- **TO DO**: Do not include the pictures; repeat the rest of the data exactly.

—————

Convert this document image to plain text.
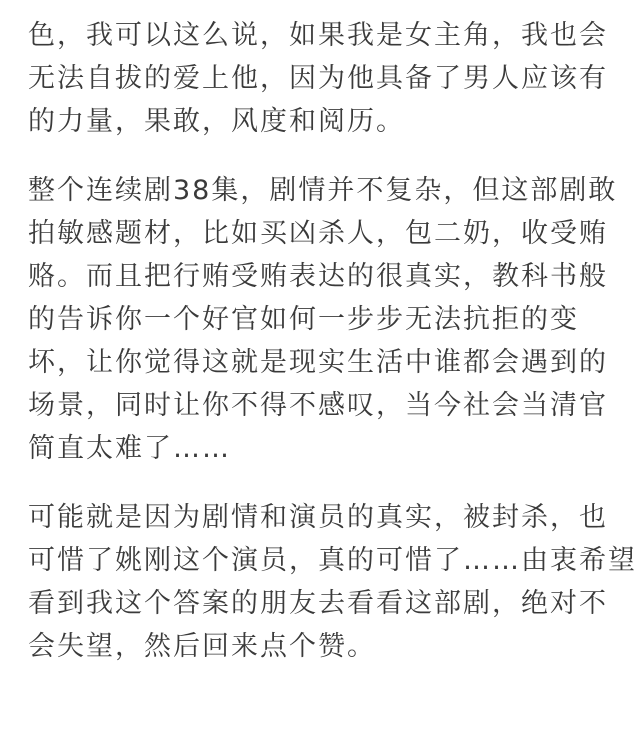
色，我可以这么说，如果我是女主角，我也会
无法自拔的爱上他，因为他具备了男人应该有
的力量，果敢，风度和阅历。

整个连续剧38集，剧情并不复杂，但这部剧敢
拍敏感题材，比如买凶杀人，包二奶，收受贿
赂。而且把行贿受贿表达的很真实，教科书般
的告诉你一个好官如何一步步无法抗拒的变
坏，让你觉得这就是现实生活中谁都会遇到的
场景，同时让你不得不感叹，当今社会当清官
简直太难了……

可能就是因为剧情和演员的真实，被封杀，也
可惜了姚刚这个演员，真的可惜了……由衷希望
看到我这个答案的朋友去看看这部剧，绝对不
会失望，然后回来点个赞。
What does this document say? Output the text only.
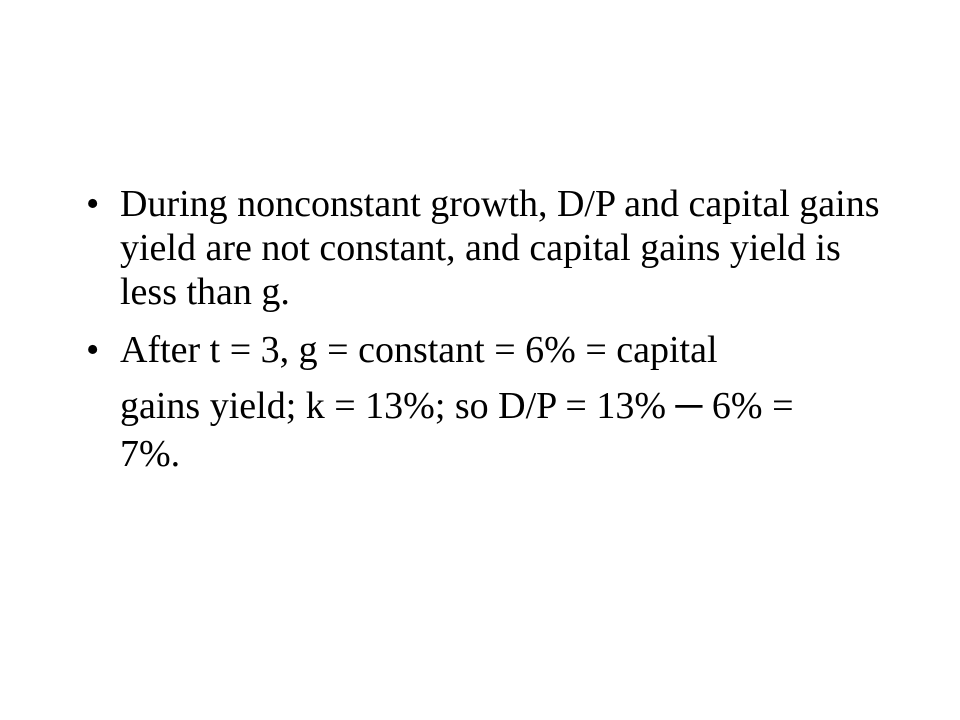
• During nonconstant growth, D/P and capital gains yield are not constant, and capital gains yield is less than g.
• After t = 3, g = constant = 6% = capital
gains yield; k = 13%; so D/P = 13% ─ 6% =
7%.
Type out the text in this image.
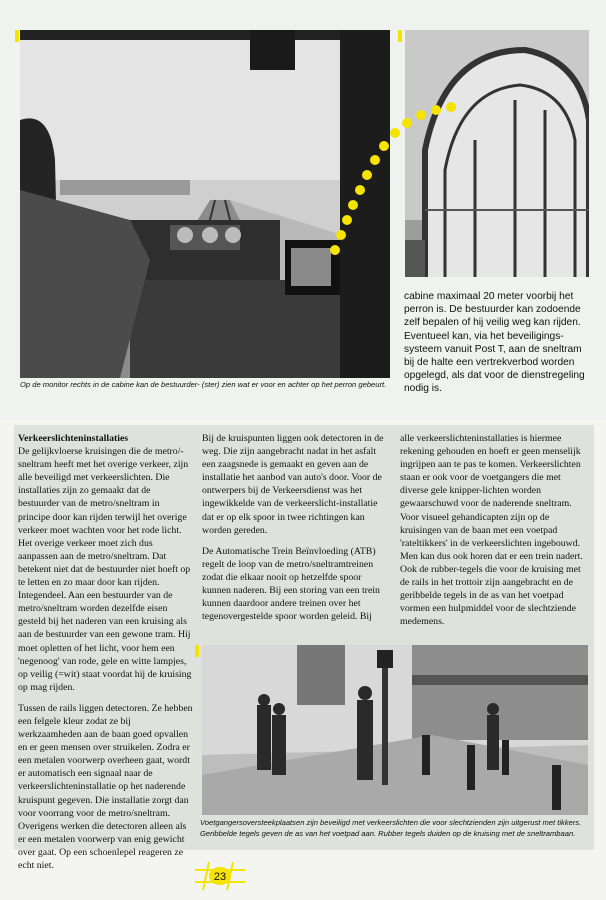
Op de monitor rechts in de cabine kan de bestuurder- (ster) zien wat er voor en achter op het perron gebeurt.
cabine maximaal 20 meter voorbij het perron is. De bestuurder kan zodoende zelf bepalen of hij veilig weg kan rijden. Eventueel kan, via het beveiligings-systeem vanuit Post T, aan de sneltram bij de halte een vertrekverbod worden opgelegd, als dat voor de dienstregeling nodig is.
Verkeerslichteninstallaties

De gelijkvloerse kruisingen die de metro/-sneltram heeft met het overige verkeer, zijn alle beveiligd met verkeerslichten. Die installaties zijn zo gemaakt dat de bestuurder van de metro/sneltram in principe door kan rijden terwijl het overige verkeer moet wachten voor het rode licht. Het overige verkeer moet zich dus aanpassen aan de metro/sneltram. Dat betekent niet dat de bestuurder niet hoeft op te letten en zo maar door kan rijden. Integendeel. Aan een bestuurder van de metro/sneltram worden dezelfde eisen gesteld bij het naderen van een kruising als aan de bestuurder van een gewone tram. Hij moet opletten of het licht, voor hem een 'negenoog' van rode, gele en witte lampjes, op veilig (=wit) staat voordat hij de kruising op mag rijden.

Tussen de rails liggen detectoren. Ze hebben een felgele kleur zodat ze bij werkzaamheden aan de baan goed opvallen en er geen mensen over struikelen. Zodra er een metalen voorwerp overheen gaat, wordt er automatisch een signaal naar de verkeerslichteninstallatie op het naderende kruispunt gegeven. Die installatie zorgt dan voor voorrang voor de metro/sneltram. Overigens werken die detectoren alleen als er een metalen voorwerp van enig gewicht over gaat. Op een schoenlepel reageren ze echt niet.

Bij de kruispunten liggen ook detectoren in de weg. Die zijn aangebracht nadat in het asfalt een zaagsnede is gemaakt en geven aan de installatie het aanbod van auto's door. Voor de ontwerpers bij de Verkeersdienst was het ingewikkelde van de verkeerslicht-installatie dat er op elk spoor in twee richtingen kan worden gereden.

De Automatische Trein Beïnvloeding (ATB) regelt de loop van de metro/sneltramtreinen zodat die elkaar nooit op hetzelfde spoor kunnen naderen. Bij een storing van een trein kunnen daardoor andere treinen over het tegenovergestelde spoor worden geleid. Bij

alle verkeerslichteninstallaties is hiermee rekening gehouden en hoeft er geen menselijk ingrijpen aan te pas te komen. Verkeerslichten staan er ook voor de voetgangers die met diverse gele knipper-lichten worden gewaarschuwd voor de naderende sneltram. Voor visueel gehandicapten zijn op de kruisingen van de baan met een voetpad 'rateltikkers' in de verkeerslichten ingebouwd. Men kan dus ook horen dat er een trein nadert. Ook de rubber-tegels die voor de kruising met de rails in het trottoir zijn aangebracht en de geribbelde tegels in de as van het voetpad vormen een hulpmiddel voor de slechtziende medemens.

Voetgangersoversteekplaatsen zijn beveiligd met verkeerslichten die voor slechtzienden zijn uitgerust met tikkers. Geribbelde tegels geven de as van het voetpad aan. Rubber tegels duiden op de kruising met de sneltrambaan.
23
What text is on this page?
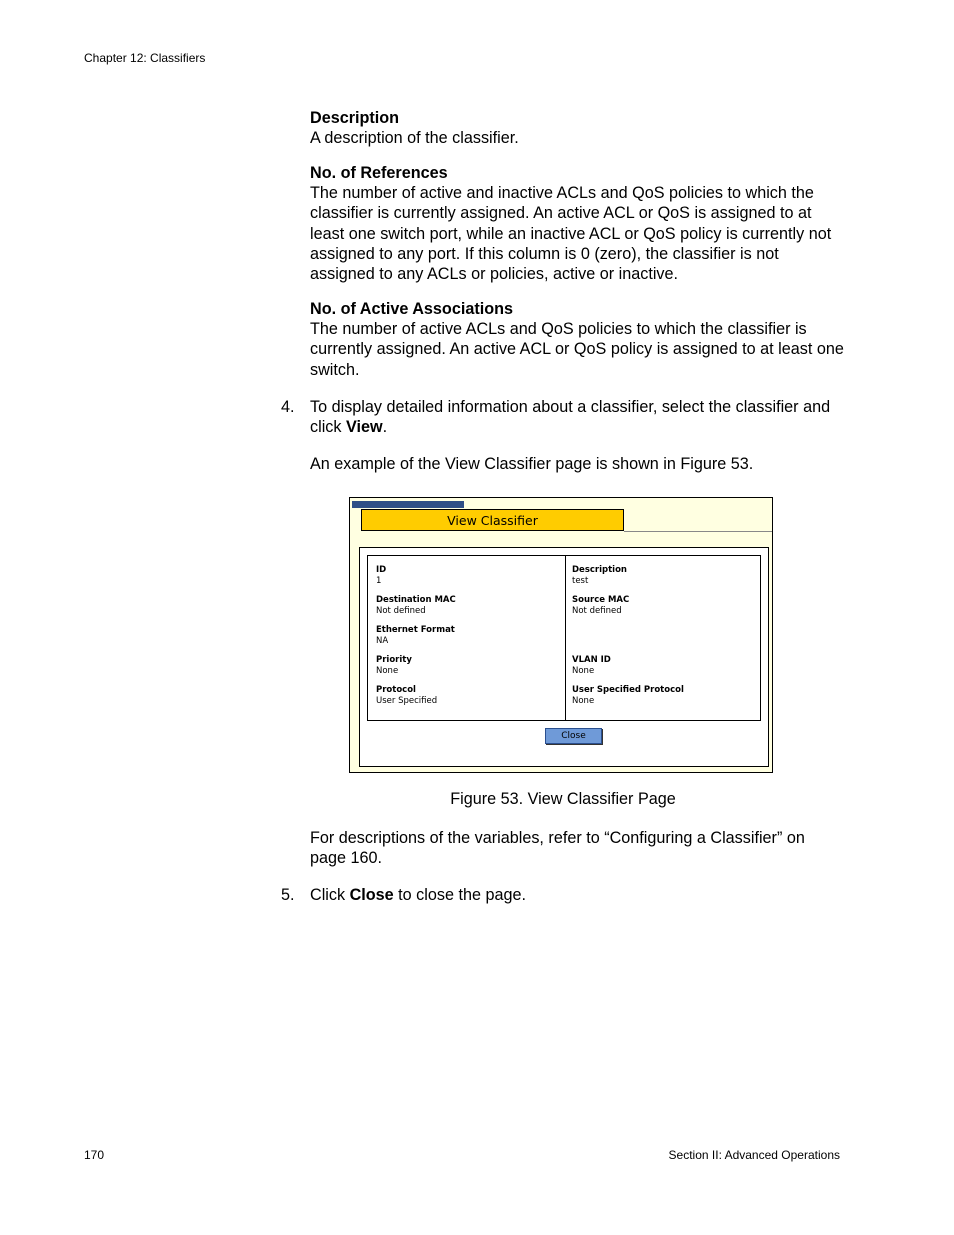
Chapter 12: Classifiers
Description
A description of the classifier.
No. of References
The number of active and inactive ACLs and QoS policies to which the classifier is currently assigned. An active ACL or QoS is assigned to at least one switch port, while an inactive ACL or QoS policy is currently not assigned to any port. If this column is 0 (zero), the classifier is not assigned to any ACLs or policies, active or inactive.
No. of Active Associations
The number of active ACLs and QoS policies to which the classifier is currently assigned. An active ACL or QoS policy is assigned to at least one switch.
4. To display detailed information about a classifier, select the classifier and click View.
An example of the View Classifier page is shown in Figure 53.
View Classifier
ID
1
Destination MAC
Not defined
Ethernet Format
NA
Priority
None
Protocol
User Specified
Description
test
Source MAC
Not defined
VLAN ID
None
User Specified Protocol
None
Close
Figure 53. View Classifier Page
For descriptions of the variables, refer to “Configuring a Classifier” on page 160.
5. Click Close to close the page.
170	Section II: Advanced Operations
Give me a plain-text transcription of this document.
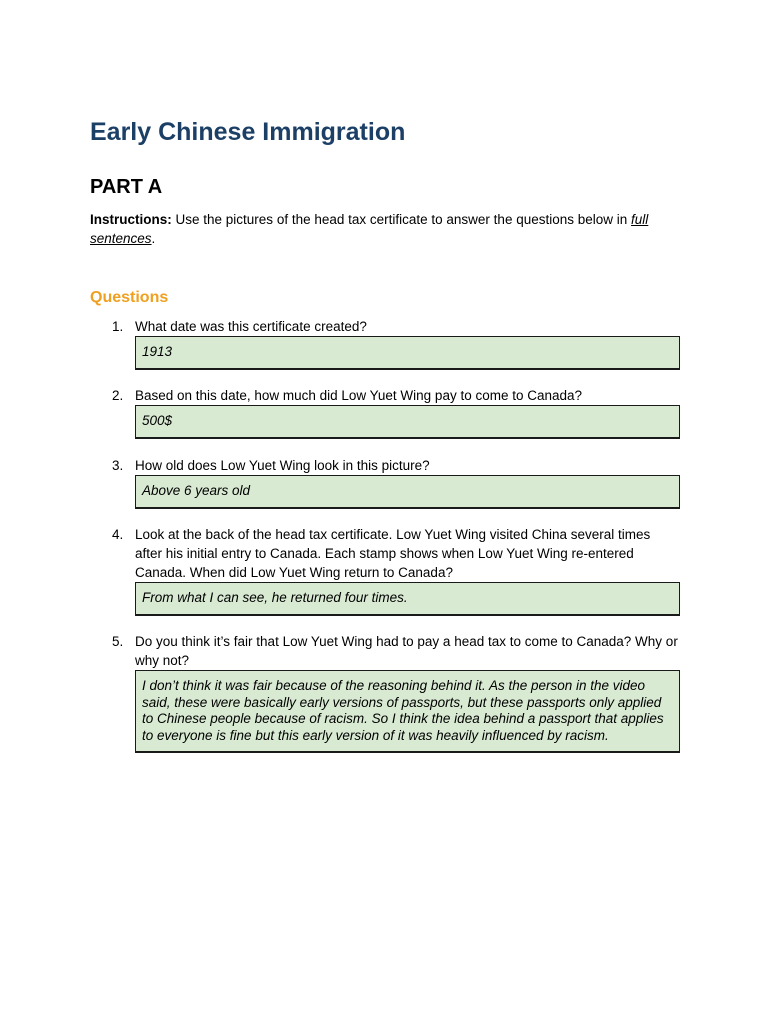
Early Chinese Immigration
PART A

Instructions: Use the pictures of the head tax certificate to answer the questions below in full sentences.

Questions
1. What date was this certificate created?
1913
2. Based on this date, how much did Low Yuet Wing pay to come to Canada?
500$
3. How old does Low Yuet Wing look in this picture?
Above 6 years old
4. Look at the back of the head tax certificate. Low Yuet Wing visited China several times after his initial entry to Canada. Each stamp shows when Low Yuet Wing re-entered Canada. When did Low Yuet Wing return to Canada?
From what I can see, he returned four times.
5. Do you think it’s fair that Low Yuet Wing had to pay a head tax to come to Canada? Why or why not?
I don’t think it was fair because of the reasoning behind it. As the person in the video said, these were basically early versions of passports, but these passports only applied to Chinese people because of racism. So I think the idea behind a passport that applies to everyone is fine but this early version of it was heavily influenced by racism.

—————

- **CORRECT ANSWER**:
Convert this document image to plain text.
色，我可以这么说，如果我是女主角，我也会
无法自拔的爱上他，因为他具备了男人应该有
的力量，果敢，风度和阅历。

整个连续剧38集，剧情并不复杂，但这部剧敢
拍敏感题材，比如买凶杀人，包二奶，收受贿
赂。而且把行贿受贿表达的很真实，教科书般
的告诉你一个好官如何一步步无法抗拒的变
坏，让你觉得这就是现实生活中谁都会遇到的
场景，同时让你不得不感叹，当今社会当清官
简直太难了……

可能就是因为剧情和演员的真实，被封杀，也
可惜了姚刚这个演员，真的可惜了……由衷希望
看到我这个答案的朋友去看看这部剧，绝对不
会失望，然后回来点个赞。
What does this document say? Output the text only.
• During nonconstant growth, D/P and capital gains yield are not constant, and capital gains yield is less than g.
• After t = 3, g = constant = 6% = capital
gains yield; k = 13%; so D/P = 13% ─ 6% =
7%.
Type out the text in this image.
Op de monitor rechts in de cabine kan de bestuurder- (ster) zien wat er voor en achter op het perron gebeurt.
cabine maximaal 20 meter voorbij het perron is. De bestuurder kan zodoende zelf bepalen of hij veilig weg kan rijden. Eventueel kan, via het beveiligings-systeem vanuit Post T, aan de sneltram bij de halte een vertrekverbod worden opgelegd, als dat voor de dienstregeling nodig is.
Verkeerslichteninstallaties

De gelijkvloerse kruisingen die de metro/-sneltram heeft met het overige verkeer, zijn alle beveiligd met verkeerslichten. Die installaties zijn zo gemaakt dat de bestuurder van de metro/sneltram in principe door kan rijden terwijl het overige verkeer moet wachten voor het rode licht. Het overige verkeer moet zich dus aanpassen aan de metro/sneltram. Dat betekent niet dat de bestuurder niet hoeft op te letten en zo maar door kan rijden. Integendeel. Aan een bestuurder van de metro/sneltram worden dezelfde eisen gesteld bij het naderen van een kruising als aan de bestuurder van een gewone tram. Hij moet opletten of het licht, voor hem een 'negenoog' van rode, gele en witte lampjes, op veilig (=wit) staat voordat hij de kruising op mag rijden.

Tussen de rails liggen detectoren. Ze hebben een felgele kleur zodat ze bij werkzaamheden aan de baan goed opvallen en er geen mensen over struikelen. Zodra er een metalen voorwerp overheen gaat, wordt er automatisch een signaal naar de verkeerslichteninstallatie op het naderende kruispunt gegeven. Die installatie zorgt dan voor voorrang voor de metro/sneltram. Overigens werken die detectoren alleen als er een metalen voorwerp van enig gewicht over gaat. Op een schoenlepel reageren ze echt niet.

Bij de kruispunten liggen ook detectoren in de weg. Die zijn aangebracht nadat in het asfalt een zaagsnede is gemaakt en geven aan de installatie het aanbod van auto's door. Voor de ontwerpers bij de Verkeersdienst was het ingewikkelde van de verkeerslicht-installatie dat er op elk spoor in twee richtingen kan worden gereden.

De Automatische Trein Beïnvloeding (ATB) regelt de loop van de metro/sneltramtreinen zodat die elkaar nooit op hetzelfde spoor kunnen naderen. Bij een storing van een trein kunnen daardoor andere treinen over het tegenovergestelde spoor worden geleid. Bij

alle verkeerslichteninstallaties is hiermee rekening gehouden en hoeft er geen menselijk ingrijpen aan te pas te komen. Verkeerslichten staan er ook voor de voetgangers die met diverse gele knipper-lichten worden gewaarschuwd voor de naderende sneltram. Voor visueel gehandicapten zijn op de kruisingen van de baan met een voetpad 'rateltikkers' in de verkeerslichten ingebouwd. Men kan dus ook horen dat er een trein nadert. Ook de rubber-tegels die voor de kruising met de rails in het trottoir zijn aangebracht en de geribbelde tegels in de as van het voetpad vormen een hulpmiddel voor de slechtziende medemens.

Voetgangersoversteekplaatsen zijn beveiligd met verkeerslichten die voor slechtzienden zijn uitgerust met tikkers. Geribbelde tegels geven de as van het voetpad aan. Rubber tegels duiden op de kruising met de sneltrambaan.
23
What text is on this page?
Chapter 12: Classifiers
Description
A description of the classifier.
No. of References
The number of active and inactive ACLs and QoS policies to which the classifier is currently assigned. An active ACL or QoS is assigned to at least one switch port, while an inactive ACL or QoS policy is currently not assigned to any port. If this column is 0 (zero), the classifier is not assigned to any ACLs or policies, active or inactive.
No. of Active Associations
The number of active ACLs and QoS policies to which the classifier is currently assigned. An active ACL or QoS policy is assigned to at least one switch.
4. To display detailed information about a classifier, select the classifier and click View.
An example of the View Classifier page is shown in Figure 53.
View Classifier
ID
1
Destination MAC
Not defined
Ethernet Format
NA
Priority
None
Protocol
User Specified
Description
test
Source MAC
Not defined
VLAN ID
None
User Specified Protocol
None
Close
Figure 53. View Classifier Page
For descriptions of the variables, refer to “Configuring a Classifier” on page 160.
5. Click Close to close the page.
170	Section II: Advanced Operations
Give me a plain-text transcription of this document.
Early Chinese Immigration
PART A

Instructions: Use the pictures of the head tax certificate to answer the questions below in full sentences.

Questions
1. What date was this certificate created?
1913
2. Based on this date, how much did Low Yuet Wing pay to come to Canada?
500$
3. How old does Low Yuet Wing look in this picture?
Above 6 years old
4. Look at the back of the head tax certificate. Low Yuet Wing visited China several times after his initial entry to Canada. Each stamp shows when Low Yuet Wing re-entered Canada. When did Low Yuet Wing return to Canada?
From what I can see, he returned four times.
5. Do you think it’s fair that Low Yuet Wing had to pay a head tax to come to Canada? Why or why not?
I don’t think it was fair because of the reasoning behind it. As the person in the video said, these were basically early versions of passports, but these passports only applied to Chinese people because of racism. So I think the idea behind a passport that applies to everyone is fine but this early version of it was heavily influenced by racism.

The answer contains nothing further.